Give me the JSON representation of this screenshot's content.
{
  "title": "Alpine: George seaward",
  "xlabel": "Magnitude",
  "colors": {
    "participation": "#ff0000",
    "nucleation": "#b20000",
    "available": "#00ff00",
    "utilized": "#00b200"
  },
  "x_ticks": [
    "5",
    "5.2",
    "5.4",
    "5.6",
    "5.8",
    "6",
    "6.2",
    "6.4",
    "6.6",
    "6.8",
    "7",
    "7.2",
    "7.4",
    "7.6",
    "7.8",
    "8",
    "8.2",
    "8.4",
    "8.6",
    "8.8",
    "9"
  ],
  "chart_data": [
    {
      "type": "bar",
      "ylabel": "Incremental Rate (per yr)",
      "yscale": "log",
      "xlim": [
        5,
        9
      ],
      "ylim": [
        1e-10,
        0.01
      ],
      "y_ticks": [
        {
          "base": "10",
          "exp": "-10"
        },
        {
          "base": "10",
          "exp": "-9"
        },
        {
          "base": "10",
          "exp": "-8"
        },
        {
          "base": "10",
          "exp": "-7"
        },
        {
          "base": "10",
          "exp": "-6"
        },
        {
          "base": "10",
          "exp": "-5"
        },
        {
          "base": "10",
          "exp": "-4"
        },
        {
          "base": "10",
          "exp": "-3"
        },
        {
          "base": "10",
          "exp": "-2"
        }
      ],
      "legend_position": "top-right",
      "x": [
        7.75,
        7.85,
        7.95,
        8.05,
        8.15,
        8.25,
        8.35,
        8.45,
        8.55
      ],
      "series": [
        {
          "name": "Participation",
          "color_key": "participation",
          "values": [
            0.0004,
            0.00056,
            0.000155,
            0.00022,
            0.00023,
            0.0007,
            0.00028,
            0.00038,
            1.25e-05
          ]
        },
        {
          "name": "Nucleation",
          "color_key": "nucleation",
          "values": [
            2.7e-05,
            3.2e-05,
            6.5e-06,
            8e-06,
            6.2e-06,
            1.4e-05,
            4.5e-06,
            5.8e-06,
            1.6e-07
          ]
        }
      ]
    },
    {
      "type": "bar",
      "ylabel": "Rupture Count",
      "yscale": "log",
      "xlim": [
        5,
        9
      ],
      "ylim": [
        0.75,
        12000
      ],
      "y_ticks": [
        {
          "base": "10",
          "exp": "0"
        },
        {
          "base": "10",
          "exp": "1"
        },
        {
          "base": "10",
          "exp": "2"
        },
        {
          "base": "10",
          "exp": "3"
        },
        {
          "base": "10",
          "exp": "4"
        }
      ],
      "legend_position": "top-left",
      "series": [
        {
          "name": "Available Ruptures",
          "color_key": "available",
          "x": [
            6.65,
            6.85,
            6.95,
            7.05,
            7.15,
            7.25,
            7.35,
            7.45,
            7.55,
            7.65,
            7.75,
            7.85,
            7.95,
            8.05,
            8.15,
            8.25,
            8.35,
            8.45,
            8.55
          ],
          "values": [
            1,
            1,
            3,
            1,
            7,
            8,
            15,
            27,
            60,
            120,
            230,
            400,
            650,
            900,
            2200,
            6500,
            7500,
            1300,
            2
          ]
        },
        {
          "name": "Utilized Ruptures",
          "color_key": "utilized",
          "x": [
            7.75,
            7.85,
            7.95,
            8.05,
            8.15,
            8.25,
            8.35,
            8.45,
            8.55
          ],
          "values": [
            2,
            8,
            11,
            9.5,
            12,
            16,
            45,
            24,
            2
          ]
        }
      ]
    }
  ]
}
*****
Work instructions: Your task is to repeat the data exactly, with nothing left out.

Exercise solution:
Give me the JSON representation of this screenshot's content.
{
  "title": "Alpine: George seaward",
  "xlabel": "Magnitude",
  "colors": {
    "participation": "#ff0000",
    "nucleation": "#b20000",
    "available": "#00ff00",
    "utilized": "#00b200"
  },
  "x_ticks": [
    "5",
    "5.2",
    "5.4",
    "5.6",
    "5.8",
    "6",
    "6.2",
    "6.4",
    "6.6",
    "6.8",
    "7",
    "7.2",
    "7.4",
    "7.6",
    "7.8",
    "8",
    "8.2",
    "8.4",
    "8.6",
    "8.8",
    "9"
  ],
  "chart_data": [
    {
      "type": "bar",
      "ylabel": "Incremental Rate (per yr)",
      "yscale": "log",
      "xlim": [
        5,
        9
      ],
      "ylim": [
        1e-10,
        0.01
      ],
      "y_ticks": [
        {
          "base": "10",
          "exp": "-10"
        },
        {
          "base": "10",
          "exp": "-9"
        },
        {
          "base": "10",
          "exp": "-8"
        },
        {
          "base": "10",
          "exp": "-7"
        },
        {
          "base": "10",
          "exp": "-6"
        },
        {
          "base": "10",
          "exp": "-5"
        },
        {
          "base": "10",
          "exp": "-4"
        },
        {
          "base": "10",
          "exp": "-3"
        },
        {
          "base": "10",
          "exp": "-2"
        }
      ],
      "legend_position": "top-right",
      "x": [
        7.75,
        7.85,
        7.95,
        8.05,
        8.15,
        8.25,
        8.35,
        8.45,
        8.55
      ],
      "series": [
        {
          "name": "Participation",
          "color_key": "participation",
          "values": [
            0.0004,
            0.00056,
            0.000155,
            0.00022,
            0.00023,
            0.0007,
            0.00028,
            0.00038,
            1.25e-05
          ]
        },
        {
          "name": "Nucleation",
          "color_key": "nucleation",
          "values": [
            2.7e-05,
            3.2e-05,
            6.5e-06,
            8e-06,
            6.2e-06,
            1.4e-05,
            4.5e-06,
            5.8e-06,
            1.6e-07
          ]
        }
      ]
    },
    {
      "type": "bar",
      "ylabel": "Rupture Count",
      "yscale": "log",
      "xlim": [
        5,
        9
      ],
      "ylim": [
        0.75,
        12000
      ],
      "y_ticks": [
        {
          "base": "10",
          "exp": "0"
        },
        {
          "base": "10",
          "exp": "1"
        },
        {
          "base": "10",
          "exp": "2"
        },
        {
          "base": "10",
          "exp": "3"
        },
        {
          "base": "10",
          "exp": "4"
        }
      ],
      "legend_position": "top-left",
      "series": [
        {
          "name": "Available Ruptures",
          "color_key": "available",
          "x": [
            6.65,
            6.85,
            6.95,
            7.05,
            7.15,
            7.25,
            7.35,
            7.45,
            7.55,
            7.65,
            7.75,
            7.85,
            7.95,
            8.05,
            8.15,
            8.25,
            8.35,
            8.45,
            8.55
          ],
          "values": [
            1,
            1,
            3,
            1,
            7,
            8,
            15,
            27,
            60,
            120,
            230,
            400,
            650,
            900,
            2200,
            6500,
            7500,
            1300,
            2
          ]
        },
        {
          "name": "Utilized Ruptures",
          "color_key": "utilized",
          "x": [
            7.75,
            7.85,
            7.95,
            8.05,
            8.15,
            8.25,
            8.35,
            8.45,
            8.55
          ],
          "values": [
            2,
            8,
            11,
            9.5,
            12,
            16,
            45,
            24,
            2
          ]
        }
      ]
    }
  ]
}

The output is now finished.